Gather all lines from the material that contain "Museux".

» **MATERIAL PROVIDED**
....

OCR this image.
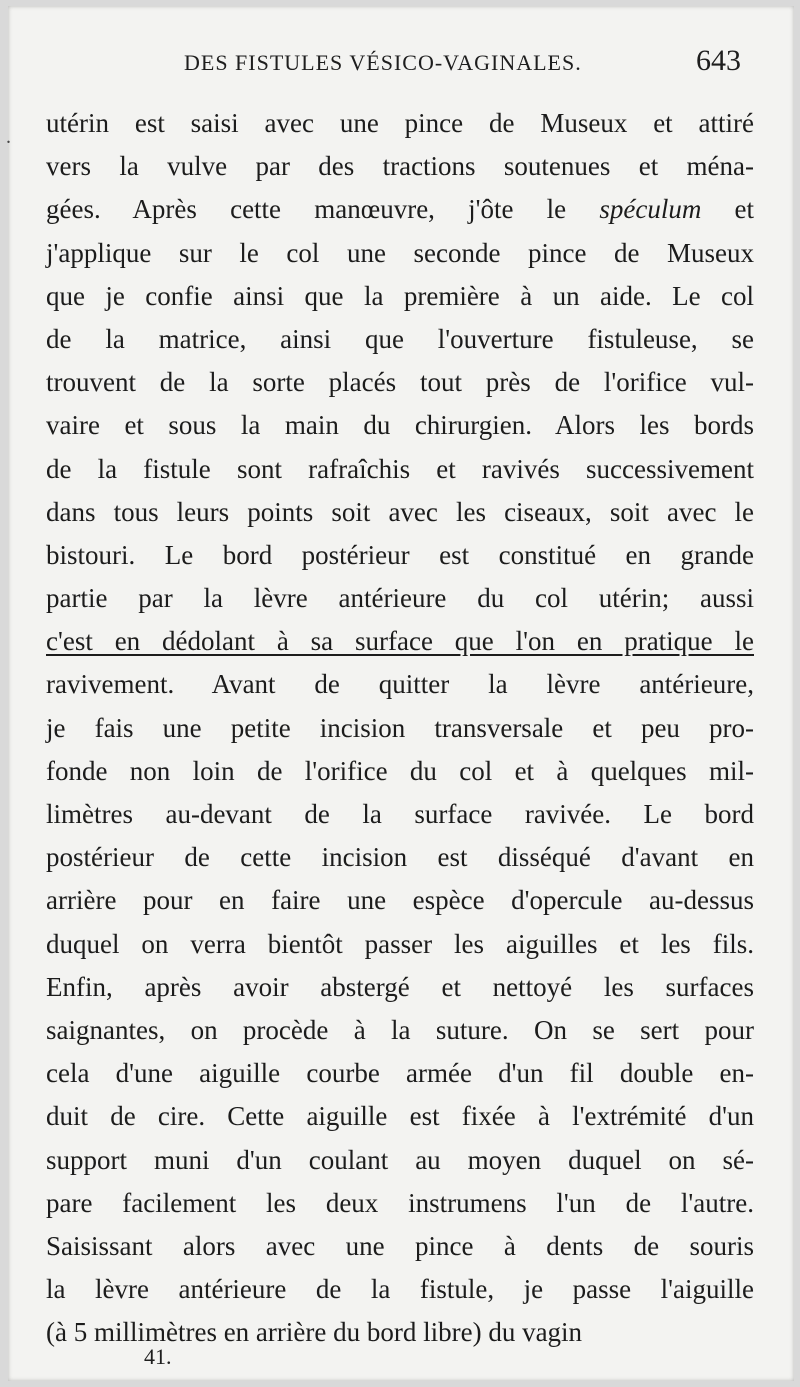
.
DES FISTULES VÉSICO-VAGINALES.	643
utérin est saisi avec une pince de Museux et attiré
vers la vulve par des tractions soutenues et ména-
gées. Après cette manœuvre, j'ôte le spéculum et
j'applique sur le col une seconde pince de Museux
que je confie ainsi que la première à un aide. Le col
de la matrice, ainsi que l'ouverture fistuleuse, se
trouvent de la sorte placés tout près de l'orifice vul-
vaire et sous la main du chirurgien. Alors les bords
de la fistule sont rafraîchis et ravivés successivement
dans tous leurs points soit avec les ciseaux, soit avec le
bistouri. Le bord postérieur est constitué en grande
partie par la lèvre antérieure du col utérin; aussi
c'est en dédolant à sa surface que l'on en pratique le
ravivement. Avant de quitter la lèvre antérieure,
je fais une petite incision transversale et peu pro-
fonde non loin de l'orifice du col et à quelques mil-
limètres au-devant de la surface ravivée. Le bord
postérieur de cette incision est disséqué d'avant en
arrière pour en faire une espèce d'opercule au-dessus
duquel on verra bientôt passer les aiguilles et les fils.
Enfin, après avoir abstergé et nettoyé les surfaces
saignantes, on procède à la suture. On se sert pour
cela d'une aiguille courbe armée d'un fil double en-
duit de cire. Cette aiguille est fixée à l'extrémité d'un
support muni d'un coulant au moyen duquel on sé-
pare facilement les deux instrumens l'un de l'autre.
Saisissant alors avec une pince à dents de souris
la lèvre antérieure de la fistule, je passe l'aiguille
(à 5 millimètres en arrière du bord libre) du vagin
41.
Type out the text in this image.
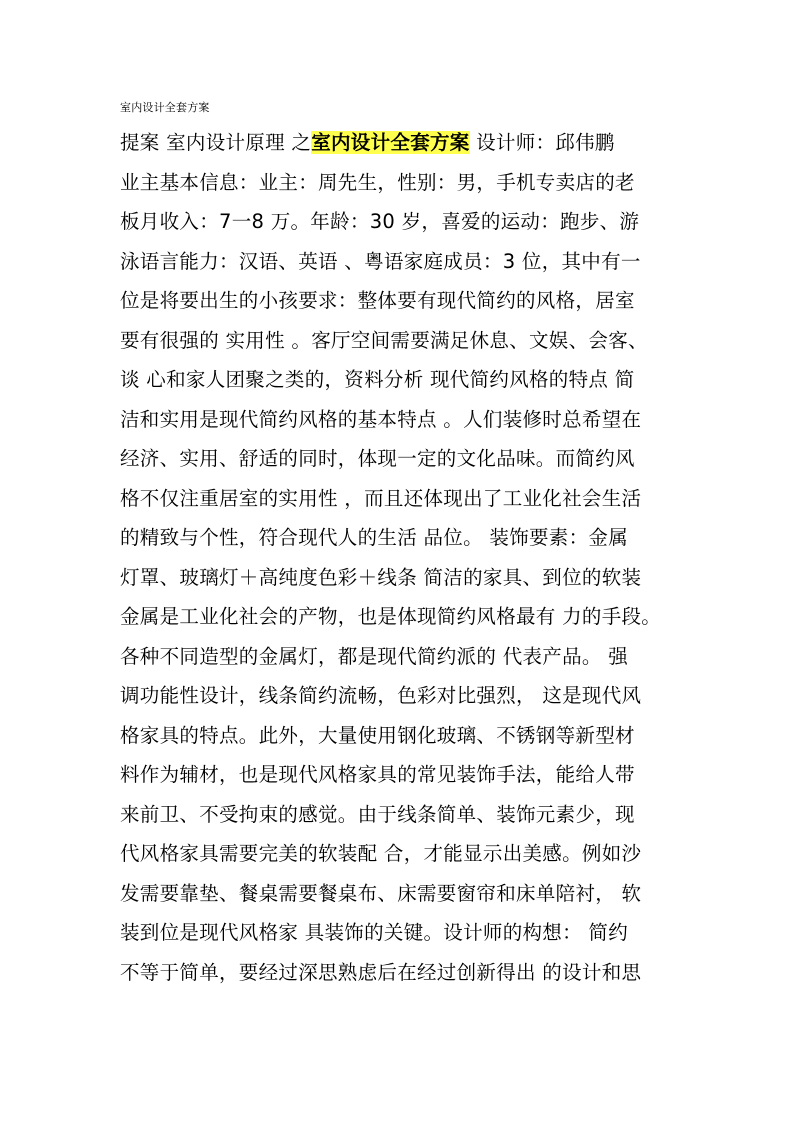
室内设计全套方案
提案 室内设计原理 之室内设计全套方案 设计师：邱伟鹏
业主基本信息：业主：周先生，性别：男，手机专卖店的老
板月收入：7一8 万。年龄：30 岁，喜爱的运动：跑步、游
泳语言能力：汉语、英语 、粤语家庭成员：3 位，其中有一
位是将要出生的小孩要求：整体要有现代简约的风格，居室
要有很强的 实用性 。客厅空间需要满足休息、文娱、会客、
谈 心和家人团聚之类的，资料分析 现代简约风格的特点 简
洁和实用是现代简约风格的基本特点 。人们装修时总希望在
经济、实用、舒适的同时，体现一定的文化品味。而简约风
格不仅注重居室的实用性 ，而且还体现出了工业化社会生活
的精致与个性，符合现代人的生活 品位。 装饰要素：金属
灯罩、玻璃灯＋高纯度色彩＋线条 简洁的家具、到位的软装
金属是工业化社会的产物，也是体现简约风格最有 力的手段。
各种不同造型的金属灯，都是现代简约派的 代表产品。 强
调功能性设计，线条简约流畅，色彩对比强烈， 这是现代风
格家具的特点。此外，大量使用钢化玻璃、不锈钢等新型材
料作为辅材，也是现代风格家具的常见装饰手法，能给人带
来前卫、不受拘束的感觉。由于线条简单、装饰元素少，现
代风格家具需要完美的软装配 合，才能显示出美感。例如沙
发需要靠垫、餐桌需要餐桌布、床需要窗帘和床单陪衬， 软
装到位是现代风格家 具装饰的关键。设计师的构想： 简约
不等于简单，要经过深思熟虑后在经过创新得出 的设计和思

....

» **FINAL ANSWER**
utérin est saisi avec une pince de Museux et attiré
j'applique sur le col une seconde pince de Museux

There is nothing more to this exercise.